### [Problem]
Type out all the records word for word. Any pictures are to be left out.

### [Source data]

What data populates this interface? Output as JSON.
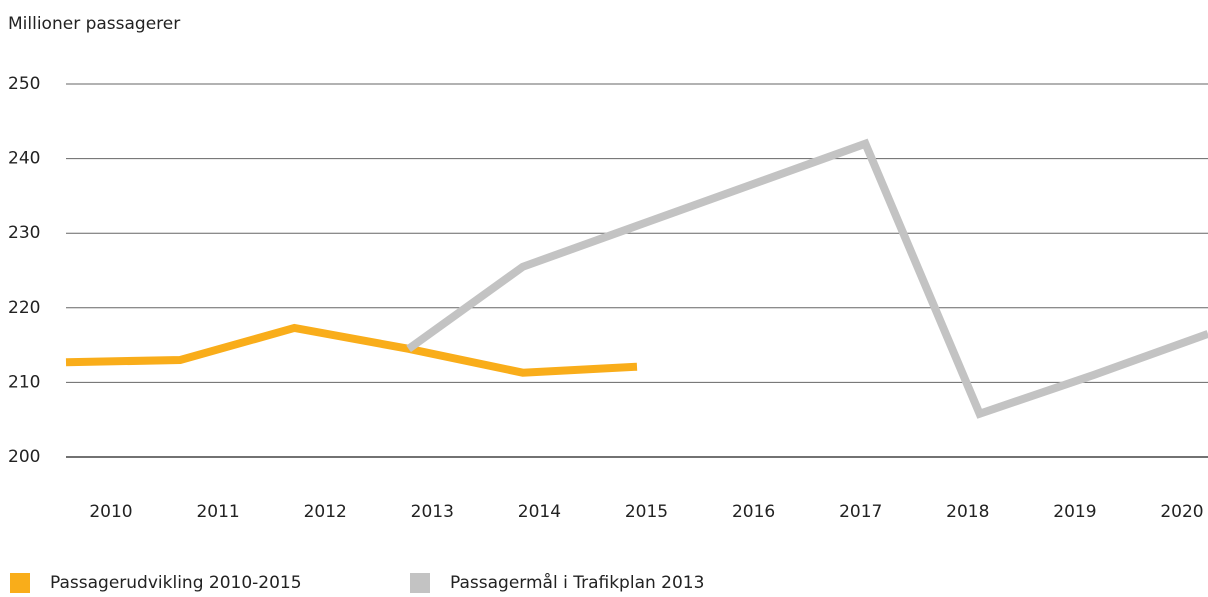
{
  "chart_data": {
    "type": "line",
    "y_axis_label": "Millioner passagerer",
    "categories": [
      "2010",
      "2011",
      "2012",
      "2013",
      "2014",
      "2015",
      "2016",
      "2017",
      "2018",
      "2019",
      "2020"
    ],
    "series": [
      {
        "name": "Passagerudvikling 2010-2015",
        "color": "#f9ad1a",
        "values": [
          212.7,
          213,
          217.3,
          214.5,
          211.3,
          212.1,
          null,
          null,
          null,
          null,
          null
        ]
      },
      {
        "name": "Passagermål i Trafikplan 2013",
        "color": "#c3c3c3",
        "values": [
          null,
          null,
          null,
          214.5,
          225.5,
          231,
          236.5,
          242,
          205.8,
          211,
          216.5
        ]
      }
    ],
    "ylim": [
      200,
      250
    ],
    "yticks": [
      200,
      210,
      220,
      230,
      240,
      250
    ],
    "grid": true
  }
}
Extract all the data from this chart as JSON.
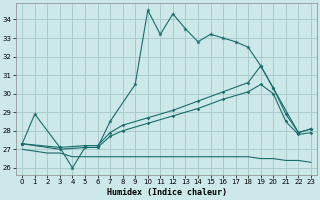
{
  "xlabel": "Humidex (Indice chaleur)",
  "background_color": "#cce8e8",
  "grid_color": "#aacccc",
  "line_color": "#1a6b6b",
  "x_ticks": [
    0,
    1,
    2,
    3,
    4,
    5,
    6,
    7,
    8,
    9,
    10,
    11,
    12,
    13,
    14,
    15,
    16,
    17,
    18,
    19,
    20,
    21,
    22,
    23
  ],
  "y_ticks": [
    26,
    27,
    28,
    29,
    30,
    31,
    32,
    33,
    34
  ],
  "ylim": [
    25.6,
    34.9
  ],
  "xlim": [
    -0.5,
    23.5
  ],
  "line_spiky": {
    "x": [
      0,
      1,
      3,
      4,
      5,
      6,
      7,
      9,
      10,
      11,
      12,
      13,
      14,
      15,
      16,
      17,
      18,
      19,
      20,
      22,
      23
    ],
    "y": [
      27.3,
      28.9,
      27.1,
      26.0,
      27.1,
      27.1,
      28.5,
      30.5,
      34.5,
      33.2,
      34.3,
      33.5,
      32.8,
      33.2,
      33.0,
      32.8,
      32.5,
      31.5,
      30.3,
      27.9,
      28.1
    ]
  },
  "line_smooth_upper": {
    "x": [
      0,
      3,
      5,
      6,
      7,
      8,
      10,
      12,
      14,
      16,
      18,
      19,
      20,
      21,
      22,
      23
    ],
    "y": [
      27.3,
      27.1,
      27.2,
      27.2,
      27.9,
      28.3,
      28.7,
      29.1,
      29.6,
      30.1,
      30.6,
      31.5,
      30.3,
      28.9,
      27.9,
      28.1
    ]
  },
  "line_smooth_lower": {
    "x": [
      0,
      3,
      5,
      6,
      7,
      8,
      10,
      12,
      14,
      16,
      18,
      19,
      20,
      21,
      22,
      23
    ],
    "y": [
      27.3,
      27.0,
      27.1,
      27.1,
      27.7,
      28.0,
      28.4,
      28.8,
      29.2,
      29.7,
      30.1,
      30.5,
      30.0,
      28.5,
      27.8,
      27.9
    ]
  },
  "line_flat": {
    "x": [
      0,
      1,
      2,
      3,
      4,
      5,
      6,
      7,
      8,
      9,
      10,
      11,
      12,
      13,
      14,
      15,
      16,
      17,
      18,
      19,
      20,
      21,
      22,
      23
    ],
    "y": [
      27.0,
      26.9,
      26.8,
      26.8,
      26.6,
      26.6,
      26.6,
      26.6,
      26.6,
      26.6,
      26.6,
      26.6,
      26.6,
      26.6,
      26.6,
      26.6,
      26.6,
      26.6,
      26.6,
      26.5,
      26.5,
      26.4,
      26.4,
      26.3
    ]
  }
}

### [Result for this task]
What data populates this interface? Output as JSON.
{
  "chart_data": {
    "type": "line",
    "y_axis_label": "Millioner passagerer",
    "categories": [
      "2010",
      "2011",
      "2012",
      "2013",
      "2014",
      "2015",
      "2016",
      "2017",
      "2018",
      "2019",
      "2020"
    ],
    "series": [
      {
        "name": "Passagerudvikling 2010-2015",
        "color": "#f9ad1a",
        "values": [
          212.7,
          213,
          217.3,
          214.5,
          211.3,
          212.1,
          null,
          null,
          null,
          null,
          null
        ]
      },
      {
        "name": "Passagermål i Trafikplan 2013",
        "color": "#c3c3c3",
        "values": [
          null,
          null,
          null,
          214.5,
          225.5,
          231,
          236.5,
          242,
          205.8,
          211,
          216.5
        ]
      }
    ],
    "ylim": [
      200,
      250
    ],
    "yticks": [
      200,
      210,
      220,
      230,
      240,
      250
    ],
    "grid": true
  }
}
Extract all the data from this chart as JSON.
{
  "xlabel": "Humidex (Indice chaleur)",
  "background_color": "#cce8e8",
  "grid_color": "#aacccc",
  "line_color": "#1a6b6b",
  "x_ticks": [
    0,
    1,
    2,
    3,
    4,
    5,
    6,
    7,
    8,
    9,
    10,
    11,
    12,
    13,
    14,
    15,
    16,
    17,
    18,
    19,
    20,
    21,
    22,
    23
  ],
  "y_ticks": [
    26,
    27,
    28,
    29,
    30,
    31,
    32,
    33,
    34
  ],
  "ylim": [
    25.6,
    34.9
  ],
  "xlim": [
    -0.5,
    23.5
  ],
  "line_spiky": {
    "x": [
      0,
      1,
      3,
      4,
      5,
      6,
      7,
      9,
      10,
      11,
      12,
      13,
      14,
      15,
      16,
      17,
      18,
      19,
      20,
      22,
      23
    ],
    "y": [
      27.3,
      28.9,
      27.1,
      26.0,
      27.1,
      27.1,
      28.5,
      30.5,
      34.5,
      33.2,
      34.3,
      33.5,
      32.8,
      33.2,
      33.0,
      32.8,
      32.5,
      31.5,
      30.3,
      27.9,
      28.1
    ]
  },
  "line_smooth_upper": {
    "x": [
      0,
      3,
      5,
      6,
      7,
      8,
      10,
      12,
      14,
      16,
      18,
      19,
      20,
      21,
      22,
      23
    ],
    "y": [
      27.3,
      27.1,
      27.2,
      27.2,
      27.9,
      28.3,
      28.7,
      29.1,
      29.6,
      30.1,
      30.6,
      31.5,
      30.3,
      28.9,
      27.9,
      28.1
    ]
  },
  "line_smooth_lower": {
    "x": [
      0,
      3,
      5,
      6,
      7,
      8,
      10,
      12,
      14,
      16,
      18,
      19,
      20,
      21,
      22,
      23
    ],
    "y": [
      27.3,
      27.0,
      27.1,
      27.1,
      27.7,
      28.0,
      28.4,
      28.8,
      29.2,
      29.7,
      30.1,
      30.5,
      30.0,
      28.5,
      27.8,
      27.9
    ]
  },
  "line_flat": {
    "x": [
      0,
      1,
      2,
      3,
      4,
      5,
      6,
      7,
      8,
      9,
      10,
      11,
      12,
      13,
      14,
      15,
      16,
      17,
      18,
      19,
      20,
      21,
      22,
      23
    ],
    "y": [
      27.0,
      26.9,
      26.8,
      26.8,
      26.6,
      26.6,
      26.6,
      26.6,
      26.6,
      26.6,
      26.6,
      26.6,
      26.6,
      26.6,
      26.6,
      26.6,
      26.6,
      26.6,
      26.6,
      26.5,
      26.5,
      26.4,
      26.4,
      26.3
    ]
  }
}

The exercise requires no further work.